READING PASSAGE
****************

Learning Theory Definitions
and Concepts
Learning: a
change in behavior that lasts for a long period of time.
Performance:
the doing of a behavior not necessarily means something was learnt.
4 stages of
learning: Acquisition, fluency, generalization, maintenance
Principle of
parsimony: unless there is evidence to the contrary, you must
account for a phenomenon with the simplest explanation available.
Behaviorism:
The study of behavior
Conditioning:
this is learning very simple
Classical
Conditioning: a.k.a Pavlovian conditioning an association
between things. Leaning that things go together. A predictable
relationship that one thing is related to another.
Conditioned stimulus
predicts an unconditioned stimulus and causes a conditioned response.
Operant
Conditioning: Skinnerian conditioning an animal learns that
its behavior has consequences. Discriminative stimulus (your command)
Response Consequence.
4 possibilities: Positive
Reinforcement, Negative Reinforcement, Positive Punishment, Negative
Punishment
Single event
learning: learning that occurs when something happens that is
not related to anything else. A stimulus causes a response.
Orienting Response:
the behavior of turning the head and attention towards a new voice or
visual stimulus.
Habituation:
The ability to get used to and stop reacting to meaningless stimuli.
Spontaneous
Recovery: return of the pre-habituation response to the stimuli.
Sensitization:
opposite if habituation. The reaction to a stimulus becomes even
stronger when the stimulus is being shown repeatedly.
Adaptation:
sometimes confused with habituation. Adaptation, however, has nothing to
do with learning. It is simply the tiring of the sensory neurons of the
nervous system to perceive the stimulus.
Learned Irrelevance:
aka pre-exposure effect. This is very similar to habituation. It is the
learning to ignore things that have no meaning to the animals life. I
learn to ignore the doorbell when I realize that it doesnt mean people
are coming.
Primary Reinforcer:
anything the dog likes intrinsically food, water, cuddling, etc.
Secondary Reinforcer:
these are reinforcers that become associated with a primary reinforcer
and hence become important to the dog (clicker).
Schedules of
Reinforcement:
- Continuous
Reinforcement Schedule (CRF) every occurrence of the response
is followed with a reward. The best for first teaching a behavior.
- Partial
Reinforcement Schedule (PRF) aka Intermittent Reinforcement
Schedule. Responding is rewarded only after certain responses have
been completed. Schedules are:
- Fixed ratio (FR)
a reward is given after every set number of responses on
FR-5 schedule every 5 responses receive a reward. Very high
and steady response rate except for the post-reinforcement pause
after the reward.
- Variable ratio (VR)
the number of responses for a reward changes from one reward
to another on a VR-5 the average will be 5 responses. Response
is high and steady with minimal post reinforcement pause. You
need to worry about ratio strain that happens when the variable
ratio average is increased too fast.
- Random ratio
(RR) similar to variable ratio
- Fixed interval (FI)
a reward is given only after a specific interval of time has
elapsed from the previous reward. On FI-5 the reward comes only
if a response occurs after 5 seconds from the last reward.
Responses can be weak right after the reward this is called
the fixed interval scallop.

****************

SUPPLIED INFORMATION
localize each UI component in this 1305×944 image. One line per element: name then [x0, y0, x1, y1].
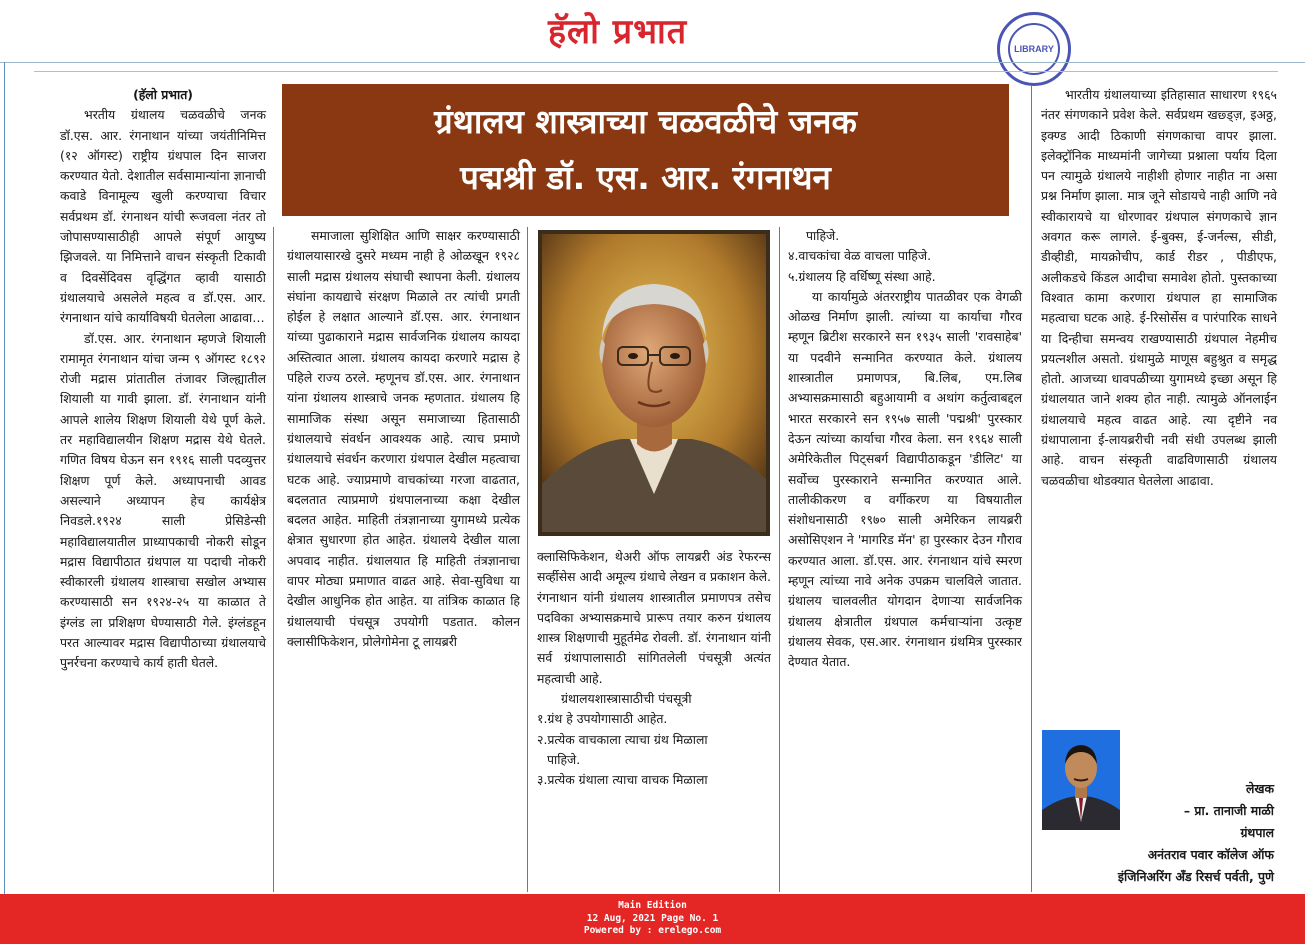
five-laws-heading: ग्रंथालयशास्त्रासाठीची पंचसूत्री: [561, 691, 692, 707]
ranganathan-portrait-image: [542, 234, 766, 532]
column-divider-3: [779, 227, 780, 892]
law-1: १.ग्रंथ हे उपयोगासाठी आहेत.: [537, 711, 668, 727]
biography-paragraph: डॉ.एस. आर. रंगनाथान म्हणजे शियाली रामामृत रंगनाथान यांचा जन्म ९ ऑगस्ट १८९२ रोजी मद्रास प्रांतातील तंजावर जिल्ह्यातील शियाली या गावी झाला. डॉ. रंगनाथान यांनी आपले शालेय शिक्षण शियाली येथे पूर्ण केले. तर महाविद्यालयीन शिक्षण मद्रास येथे घेतले. गणित विषय घेऊन सन १९१६ साली पदव्युत्तर शिक्षण पूर्ण केले. अध्यापनाची आवड असल्याने अध्यापन हेच कार्यक्षेत्र निवडले.१९२४ साली प्रेसिडेन्सी महाविद्यालयातील प्राध्यापकाची नोकरी सोडून मद्रास विद्यापीठात ग्रंथपाल या पदाची नोकरी स्वीकारली ग्रंथालय शास्त्राचा सखोल अभ्यास करण्यासाठी सन १९२४-२५ या काळात ते इंग्लंड ला प्रशिक्षण घेण्यासाठी गेले. इंग्लंडहून परत आल्यावर मद्रास विद्यापीठाच्या ग्रंथालयाचे पुनर्रचना करण्याचे कार्य हाती घेतले.: [60, 330, 266, 671]
byline-college: अनंतराव पवार कॉलेज ऑफ: [1147, 847, 1274, 862]
library-seal-inner: [1008, 23, 1060, 75]
digital-library-paragraph: भारतीय ग्रंथालयाच्या इतिहासात साधारण १९६५ नंतर संगणकाने प्रवेश केले. सर्वप्रथम खछ्ड्ज़, इअठ्ठ, इक्ण्ड आदी ठिकाणी संगणकाचा वापर झाला. इलेक्ट्रॉनिक माध्यमांनी जागेच्या प्रश्नाला पर्याय दिला पन त्यामुळे ग्रंथालये नाहीशी होणार नाहीत ना असा प्रश्न निर्माण झाला. मात्र जूने सोडायचे नाही आणि नवे स्वीकारायचे या धोरणावर ग्रंथपाल संगणकाचे ज्ञान अवगत करू लागले. ई-बुक्स, ई-जर्नल्स, सीडी, डीव्हीडी, मायक्रोचीप, कार्ड रीडर , पीडीएफ, अलीकडचे किंडल आदीचा समावेश होतो. पुस्तकाच्या विश्वात कामा करणारा ग्रंथपाल हा सामाजिक महत्वाचा घटक आहे. ई-रिसोर्सेस व पारंपारिक साधने या दिन्हीचा समन्वय राखण्यासाठी ग्रंथपाल नेहमीच प्रयत्नशील असतो. ग्रंथामुळे माणूस बहुश्रुत व समृद्ध होतो. आजच्या धावपळीच्या युगामध्ये इच्छा असून हि ग्रंथालयात जाने शक्य होत नाही. त्यामुळे ऑनलाईन ग्रंथालयाचे महत्व वाढत आहे. त्या दृष्टीने नव ग्रंथापालाना ई-लायब्ररीची नवी संधी उपलब्ध झाली आहे. वाचन संस्कृती वाढविणासाठी ग्रंथालय चळवळीचा थोडक्यात घेतलेला आढावा.: [1041, 87, 1277, 488]
author-byline: [1060, 778, 1274, 888]
intro-paragraph: भरतीय ग्रंथालय चळवळीचे जनक डॉ.एस. आर. रंगनाथान यांच्या जयंतीनिमित्त (१२ ऑगस्ट) राष्ट्रीय ग्रंथपाल दिन साजरा करण्यात येतो. देशातील सर्वसामान्यांना ज्ञानाची कवाडे विनामूल्य खुली करण्याचा विचार सर्वप्रथम डॉ. रंगनाथन यांची रूजवला नंतर तो जोपासण्यासाठीही आपले संपूर्ण आयुष्य झिजवले. या निमित्ताने वाचन संस्कृती टिकावी व दिवसेंदिवस वृद्धिंगत व्हावी यासाठी ग्रंथालयाचे असलेले महत्व व डॉ.एस. आर. रंगनाथान यांचे कार्याविषयी घेतलेला आढावा…: [60, 107, 266, 326]
footer-powered-link[interactable]: Powered by : erelego.com: [583, 925, 722, 937]
column-divider-4: [1031, 85, 1032, 892]
byline-author-name: – प्रा. तानाजी माळी: [1183, 803, 1274, 818]
masthead-title: हॅलो प्रभात: [548, 12, 688, 52]
top-rule: [0, 62, 1305, 63]
law-3-cont: पाहिजे.: [806, 228, 840, 243]
article-column-5: [1041, 85, 1277, 491]
footer-date-page: 12 Aug, 2021 Page No. 1: [586, 912, 719, 924]
library-seal: [997, 12, 1071, 86]
byline-author-role: ग्रंथपाल: [1240, 825, 1274, 840]
column-divider-2: [527, 227, 528, 892]
law-3: ३.प्रत्येक ग्रंथाला त्याचा वाचक मिळाला: [537, 772, 708, 788]
column-divider-1: [273, 227, 274, 892]
headline-banner: [282, 84, 1009, 216]
column-dateline: (हॅलो प्रभात): [133, 87, 193, 102]
library-seal-text: LIBRARY: [1014, 44, 1054, 54]
footer-bar: [0, 894, 1305, 944]
works-paragraph: क्लासिफिकेशन, थेअरी ऑफ लायब्ररी अंड रेफरन्स सर्व्हीसेस आदी अमूल्य ग्रंथाचे लेखन व प्रकाशन केले. रंगनाथान यांनी ग्रंथालय शास्त्रातील प्रमाणपत्र तसेच पदविका अभ्यासक्रमाचे प्रारूप तयार करुन ग्रंथालय शास्त्र शिक्षणाची मुहूर्तमेढ रोवली. डॉ. रंगनाथान यांनी सर्व ग्रंथापालासाठी सांगितलेली पंचसूत्री अत्यंत महत्वाची आहे.: [537, 549, 771, 686]
portrait-painting: [538, 230, 770, 536]
article-column-1: [60, 85, 266, 674]
article-column-4: [788, 226, 1022, 673]
left-margin-rule: [4, 62, 5, 894]
awards-paragraph: या कार्यामुळे अंतरराष्ट्रीय पातळीवर एक वेगळी ओळख निर्माण झाली. त्यांच्या या कार्याचा गौरव म्हणून ब्रिटीश सरकारने सन १९३५ साली 'रावसाहेब' या पदवीने सन्मानित करण्यात केले. ग्रंथालय शास्त्रातील प्रमाणपत्र, बि.लिब, एम.लिब अभ्यासक्रमासाठी बहुआयामी व अथांग कर्तुत्वाबद्दल भारत सरकारने सन १९५७ साली 'पद्मश्री' पुरस्कार देऊन त्यांच्या कार्याचा गौरव केला. सन १९६४ साली अमेरिकेतील पिट्सबर्ग विद्यापीठाकडून 'डीलिट' या सर्वोच्च पुरस्काराने सन्मानित करण्यात आले. तालीकीकरण व वर्गीकरण या विषयातील संशोधनासाठी १९७० साली अमेरिकन लायब्ररी असोसिएशन ने 'मागरिड मॅन' हा पुरस्कार देउन गौराव करण्यात आला. डॉ.एस. आर. रंगनाथान यांचे स्मरण म्हणून त्यांच्या नावे अनेक उपक्रम चालविले जातात. ग्रंथालय चालवलीत योगदान देणाऱ्या सार्वजनिक ग्रंथालय क्षेत्रातील ग्रंथपाल कर्मचाऱ्यांना उत्कृष्ट ग्रंथालय सेवक, एस.आर. रंगनाथान ग्रंथमित्र पुरस्कार देण्यात येतात.: [788, 288, 1022, 670]
headline-line-1: ग्रंथालय शास्त्राच्या चळवळीचे जनक: [434, 102, 857, 141]
footer-edition: Main Edition: [618, 900, 687, 912]
article-column-3: [537, 547, 771, 791]
byline-college-line2: इंजिनिअरिंग अँड रिसर्च पर्वती, पुणे: [1117, 869, 1274, 884]
headline-line-2: पद्मश्री डॉ. एस. आर. रंगनाथन: [460, 158, 831, 197]
law-5: ५.ग्रंथालय हि वर्धिष्णू संस्था आहे.: [788, 268, 936, 284]
library-association-paragraph: समाजाला सुशिक्षित आणि साक्षर करण्यासाठी ग्रंथालयासारखे दुसरे मध्यम नाही हे ओळखून १९२८ साली मद्रास ग्रंथालय संघाची स्थापना केली. ग्रंथालय संघांना कायद्याचे संरक्षण मिळाले तर त्यांची प्रगती होईल हे लक्षात आल्याने डॉ.एस. आर. रंगनाथान यांच्या पुढाकाराने मद्रास सार्वजनिक ग्रंथालय कायदा अस्तित्वात आला. ग्रंथालय कायदा करणारे मद्रास हे पहिले राज्य ठरले. म्हणूनच डॉ.एस. आर. रंगनाथान यांना ग्रंथालय शास्त्राचे जनक म्हणतात. ग्रंथालय हि सामाजिक संस्था असून समाजाच्या हितासाठी ग्रंथालयाचे संवर्धन आवश्यक आहे. त्याच प्रमाणे ग्रंथालयाचे संवर्धन करणारा ग्रंथपाल देखील महत्वाचा घटक आहे. ज्याप्रमाणे वाचकांच्या गरजा वाढतात, बदलतात त्याप्रमाणे ग्रंथपालनाच्या कक्षा देखील बदलत आहेत. माहिती तंत्रज्ञानाच्या युगामध्ये प्रत्येक क्षेत्रात सुधारणा होत आहेत. ग्रंथालये देखील याला अपवाद नाहीत. ग्रंथालयात हि माहिती तंत्रज्ञानाचा वापर मोठ्या प्रमाणात वाढत आहे. सेवा-सुविधा या देखील आधुनिक होत आहेत. या तांत्रिक काळात हि ग्रंथालयाची पंचसूत्र उपयोगी पडतात. कोलन क्लासीफिकेशन, प्रोलेगोमेना टू लायब्ररी: [287, 228, 520, 649]
law-4: ४.वाचकांचा वेळ वाचला पाहिजे.: [788, 248, 932, 264]
law-2: २.प्रत्येक वाचकाला त्याचा ग्रंथ मिळाला: [537, 731, 708, 747]
content-top-rule: [34, 71, 1278, 72]
law-2-cont: पाहिजे.: [547, 751, 581, 767]
article-column-2: [287, 226, 520, 652]
byline-label: लेखक: [1245, 781, 1274, 796]
masthead: [0, 0, 1305, 62]
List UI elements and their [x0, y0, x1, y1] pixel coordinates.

****************

THE TASKS
1. Put the lines of the listing into a JSON array of strings, one string per line with blank lines omitted, beginning at the line that contains "691, 692, 707]" and stopping after the line that contains "law-1: १.ग्रंथ हे".
2. Write what comes next in the glossary of learning theory terms, picking up right after its last sentence.

ANSWERS TO THE EXERCISE
1.
[
  "five-laws-heading: ग्रंथालयशास्त्रासाठीची पंचसूत्री: [561, 691, 692, 707]",
  "ranganathan-portrait-image: [542, 234, 766, 532]",
  "column-divider-3: [779, 227, 780, 892]",
  "law-1: १.ग्रंथ हे उपयोगासाठी आहेत.: [537, 711, 668, 727]"
]

2.
- Variable
interval (VI) the interval that is required to elapse in order
to get the reward changes from one reward to another. On VI-5
the average is 5 seconds but it can be 10 seconds once and 1
second the 2nd time etc.
- Differential
Reinforcement Schedule (DRF) only certain rates or certain
types of responses are reinforced. Schedules are:
- Differential
reinforcement of high rates of behavior (DRH) the response has
to happen within a certain time after the last response
- Differential
reinforcement of low rates of behavior (DRL) - the response has
to happen only after certain time has elapsed after the last
response.
- Differential
reinforcement of other behaviors (DRO) reward is given to
behaviors that are different from one specific behavior.
- Differential
reinforcement of incompatible behaviors (DRI) only responses
that are cannot happen while doing another (unwanted) behavior
are being reinforced.
- Differential
reinforcement of excellent behavior (DRE) very important
for dog training we reward those behaviors that are better
than the ones already accomplished we reward the best sit, the
best down, etc.
- Duration
Reinforcement Schedule the response must be maintained for an
entire interval for a reward to be given. Schedules are:
- Fixed Duration
(FD) maintain a behavior for a fixed time to get a reward
stay exercise is good example
- Variable
Duration (VD) maintain a behavior for a changed period of time
- Random Duration
(RD) similar to variable duration
Premack Theory of
Reinforcement: developed by David Premack in the mid 1960s. The
opportunity to engage in certain behaviors is reinforcement on its own.
Another way to put is in order to get item B you must complete item
A if you want to eat desert, you must eat our veggies first. If you
want to chase that Frisbee, you must sit first.
Discrimination:
the ability to respond to a specific stimulus. For example, sit only
when the word sit is being said.
Generalization:
The response has to happen in every place or time. The dog needs to
learn for example that the cue sit means that it has to sit regardless
or location, time or distractions.
Proofing:
Achieving great generalization by the dog. This means that the dog cal
respond in the same manner to a discriminative stimulus every time, all
the time.
Salience: a
discriminative stimulus that is very visible or noticeable. It tends to
get the most attention of the dog.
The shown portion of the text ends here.